**Work required:** From the entries below, list each line with "urge".

** BEGIN Data listing **

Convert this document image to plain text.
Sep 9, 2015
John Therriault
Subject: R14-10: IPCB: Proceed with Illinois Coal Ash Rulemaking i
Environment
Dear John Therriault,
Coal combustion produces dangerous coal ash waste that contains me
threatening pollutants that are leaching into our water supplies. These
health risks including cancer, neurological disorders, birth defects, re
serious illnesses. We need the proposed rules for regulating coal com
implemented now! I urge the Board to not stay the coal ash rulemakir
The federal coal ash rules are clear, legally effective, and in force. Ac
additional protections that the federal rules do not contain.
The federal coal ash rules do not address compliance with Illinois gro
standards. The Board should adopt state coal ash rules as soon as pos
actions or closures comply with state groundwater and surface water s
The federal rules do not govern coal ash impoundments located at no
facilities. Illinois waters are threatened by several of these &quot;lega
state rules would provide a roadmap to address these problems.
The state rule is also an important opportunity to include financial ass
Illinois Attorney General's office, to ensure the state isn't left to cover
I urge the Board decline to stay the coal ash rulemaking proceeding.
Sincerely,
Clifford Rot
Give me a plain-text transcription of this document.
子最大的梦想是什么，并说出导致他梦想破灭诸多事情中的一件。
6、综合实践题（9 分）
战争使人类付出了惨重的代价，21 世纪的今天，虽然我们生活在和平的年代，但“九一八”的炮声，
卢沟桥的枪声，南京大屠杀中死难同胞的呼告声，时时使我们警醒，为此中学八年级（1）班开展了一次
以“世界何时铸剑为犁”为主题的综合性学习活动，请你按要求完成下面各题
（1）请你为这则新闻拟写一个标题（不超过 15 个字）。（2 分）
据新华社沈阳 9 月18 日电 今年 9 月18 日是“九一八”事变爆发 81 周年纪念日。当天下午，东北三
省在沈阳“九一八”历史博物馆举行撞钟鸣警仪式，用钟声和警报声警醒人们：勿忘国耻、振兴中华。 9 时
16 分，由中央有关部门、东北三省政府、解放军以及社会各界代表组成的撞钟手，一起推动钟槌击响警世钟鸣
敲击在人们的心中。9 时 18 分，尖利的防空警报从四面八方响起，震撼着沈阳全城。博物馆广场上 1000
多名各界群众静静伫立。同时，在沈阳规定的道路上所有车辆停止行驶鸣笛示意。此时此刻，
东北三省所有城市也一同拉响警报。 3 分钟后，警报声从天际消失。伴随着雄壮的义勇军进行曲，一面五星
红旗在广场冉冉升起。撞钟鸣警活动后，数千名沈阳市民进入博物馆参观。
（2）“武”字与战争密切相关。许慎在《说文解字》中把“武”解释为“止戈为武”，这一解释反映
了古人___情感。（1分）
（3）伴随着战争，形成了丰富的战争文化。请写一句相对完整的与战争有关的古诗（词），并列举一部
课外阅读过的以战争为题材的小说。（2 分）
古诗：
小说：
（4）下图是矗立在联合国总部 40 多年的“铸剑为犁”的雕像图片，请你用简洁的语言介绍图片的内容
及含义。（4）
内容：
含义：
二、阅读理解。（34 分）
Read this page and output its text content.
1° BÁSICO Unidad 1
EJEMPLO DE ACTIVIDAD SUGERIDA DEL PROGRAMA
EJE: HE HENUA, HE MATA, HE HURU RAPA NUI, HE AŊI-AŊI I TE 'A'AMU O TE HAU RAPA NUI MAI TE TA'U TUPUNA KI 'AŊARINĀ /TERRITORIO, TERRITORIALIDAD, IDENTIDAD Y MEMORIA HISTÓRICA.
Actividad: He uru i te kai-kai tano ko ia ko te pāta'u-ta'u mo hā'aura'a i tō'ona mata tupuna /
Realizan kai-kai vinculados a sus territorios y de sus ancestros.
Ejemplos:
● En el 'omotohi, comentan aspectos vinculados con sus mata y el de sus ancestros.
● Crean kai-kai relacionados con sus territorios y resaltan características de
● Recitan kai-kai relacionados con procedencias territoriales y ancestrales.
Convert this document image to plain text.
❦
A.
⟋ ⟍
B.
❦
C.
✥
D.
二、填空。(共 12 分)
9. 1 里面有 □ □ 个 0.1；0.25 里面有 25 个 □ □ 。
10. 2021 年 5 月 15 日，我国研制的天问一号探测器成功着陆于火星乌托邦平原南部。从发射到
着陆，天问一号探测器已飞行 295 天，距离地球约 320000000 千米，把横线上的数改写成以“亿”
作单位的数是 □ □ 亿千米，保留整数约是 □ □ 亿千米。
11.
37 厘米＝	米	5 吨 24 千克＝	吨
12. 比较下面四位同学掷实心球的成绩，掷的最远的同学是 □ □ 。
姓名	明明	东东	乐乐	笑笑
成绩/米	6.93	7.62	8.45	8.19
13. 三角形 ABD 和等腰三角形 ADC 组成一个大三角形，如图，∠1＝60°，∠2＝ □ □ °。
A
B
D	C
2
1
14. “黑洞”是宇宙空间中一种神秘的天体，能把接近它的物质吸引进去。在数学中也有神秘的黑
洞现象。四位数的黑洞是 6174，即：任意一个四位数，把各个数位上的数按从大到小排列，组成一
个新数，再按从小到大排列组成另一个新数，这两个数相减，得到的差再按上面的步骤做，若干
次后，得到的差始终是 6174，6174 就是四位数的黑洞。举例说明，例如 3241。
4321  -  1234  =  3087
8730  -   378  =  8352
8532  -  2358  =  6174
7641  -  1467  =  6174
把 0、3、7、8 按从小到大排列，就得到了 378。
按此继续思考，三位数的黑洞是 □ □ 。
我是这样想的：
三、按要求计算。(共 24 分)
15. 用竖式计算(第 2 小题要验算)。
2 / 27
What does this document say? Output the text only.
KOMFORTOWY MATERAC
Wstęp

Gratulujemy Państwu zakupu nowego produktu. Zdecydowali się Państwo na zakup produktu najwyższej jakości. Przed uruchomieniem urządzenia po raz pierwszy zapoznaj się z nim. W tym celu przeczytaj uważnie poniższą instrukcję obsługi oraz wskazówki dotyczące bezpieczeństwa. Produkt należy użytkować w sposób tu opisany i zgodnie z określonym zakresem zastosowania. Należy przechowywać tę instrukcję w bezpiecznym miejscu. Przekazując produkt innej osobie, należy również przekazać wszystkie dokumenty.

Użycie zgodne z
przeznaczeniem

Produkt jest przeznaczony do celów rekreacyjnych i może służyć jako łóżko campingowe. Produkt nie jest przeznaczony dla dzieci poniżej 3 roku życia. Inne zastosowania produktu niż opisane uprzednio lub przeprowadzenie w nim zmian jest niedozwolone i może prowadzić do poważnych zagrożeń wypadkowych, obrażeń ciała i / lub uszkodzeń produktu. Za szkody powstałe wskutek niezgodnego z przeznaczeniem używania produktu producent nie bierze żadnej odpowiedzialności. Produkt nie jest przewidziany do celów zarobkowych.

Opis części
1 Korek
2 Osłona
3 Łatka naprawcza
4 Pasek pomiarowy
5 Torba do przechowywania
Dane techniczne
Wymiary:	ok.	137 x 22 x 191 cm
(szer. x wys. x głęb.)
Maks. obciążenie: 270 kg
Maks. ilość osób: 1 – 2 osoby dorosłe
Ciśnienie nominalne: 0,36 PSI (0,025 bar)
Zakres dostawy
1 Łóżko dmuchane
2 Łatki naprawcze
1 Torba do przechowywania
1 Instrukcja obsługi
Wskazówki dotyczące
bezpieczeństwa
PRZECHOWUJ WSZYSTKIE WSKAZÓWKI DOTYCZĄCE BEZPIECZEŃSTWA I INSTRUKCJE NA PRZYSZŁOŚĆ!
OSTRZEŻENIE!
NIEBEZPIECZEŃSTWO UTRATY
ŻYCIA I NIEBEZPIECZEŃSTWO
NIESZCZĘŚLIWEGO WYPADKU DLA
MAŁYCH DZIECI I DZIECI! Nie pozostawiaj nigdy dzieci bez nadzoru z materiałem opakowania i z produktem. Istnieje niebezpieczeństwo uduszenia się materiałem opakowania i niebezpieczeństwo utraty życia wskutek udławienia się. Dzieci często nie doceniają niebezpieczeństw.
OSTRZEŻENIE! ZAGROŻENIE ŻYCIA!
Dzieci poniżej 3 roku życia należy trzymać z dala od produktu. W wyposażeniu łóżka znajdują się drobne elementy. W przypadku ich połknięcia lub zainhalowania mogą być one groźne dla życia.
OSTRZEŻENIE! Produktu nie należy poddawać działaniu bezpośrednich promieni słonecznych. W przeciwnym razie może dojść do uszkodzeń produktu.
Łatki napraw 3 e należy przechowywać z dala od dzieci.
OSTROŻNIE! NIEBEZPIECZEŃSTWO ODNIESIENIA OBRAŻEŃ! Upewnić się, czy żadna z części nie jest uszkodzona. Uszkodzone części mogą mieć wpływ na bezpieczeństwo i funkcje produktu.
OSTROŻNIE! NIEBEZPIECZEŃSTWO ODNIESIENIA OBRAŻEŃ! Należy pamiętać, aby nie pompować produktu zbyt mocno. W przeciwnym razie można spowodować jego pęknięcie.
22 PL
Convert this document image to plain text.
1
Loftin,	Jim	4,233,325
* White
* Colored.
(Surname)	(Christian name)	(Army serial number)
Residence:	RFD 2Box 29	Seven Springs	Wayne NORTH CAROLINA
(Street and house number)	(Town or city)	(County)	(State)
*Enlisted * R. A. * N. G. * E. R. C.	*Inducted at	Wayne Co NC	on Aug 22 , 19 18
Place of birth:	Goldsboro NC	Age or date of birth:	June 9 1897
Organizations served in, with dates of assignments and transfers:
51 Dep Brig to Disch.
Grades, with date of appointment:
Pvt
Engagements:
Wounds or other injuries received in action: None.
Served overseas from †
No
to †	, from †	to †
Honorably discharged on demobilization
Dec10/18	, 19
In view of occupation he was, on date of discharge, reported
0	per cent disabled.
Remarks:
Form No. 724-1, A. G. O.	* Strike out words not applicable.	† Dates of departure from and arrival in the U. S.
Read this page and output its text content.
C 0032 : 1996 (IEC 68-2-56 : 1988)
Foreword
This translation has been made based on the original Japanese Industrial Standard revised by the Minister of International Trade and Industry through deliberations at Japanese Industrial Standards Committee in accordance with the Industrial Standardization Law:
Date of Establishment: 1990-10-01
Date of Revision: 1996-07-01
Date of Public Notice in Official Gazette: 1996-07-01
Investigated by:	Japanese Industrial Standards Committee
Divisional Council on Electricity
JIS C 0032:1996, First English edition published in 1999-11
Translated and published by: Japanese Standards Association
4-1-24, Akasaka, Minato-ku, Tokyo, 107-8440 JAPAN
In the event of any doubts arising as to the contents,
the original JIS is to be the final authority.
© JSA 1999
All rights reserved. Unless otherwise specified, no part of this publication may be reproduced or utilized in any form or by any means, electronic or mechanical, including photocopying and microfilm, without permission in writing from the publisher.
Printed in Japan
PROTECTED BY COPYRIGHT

** END Data listing **

**Answer to this exercise:**
implemented now! I urge the Board to not stay the coal ash rulemakir
I urge the Board decline to stay the coal ash rulemaking proceeding.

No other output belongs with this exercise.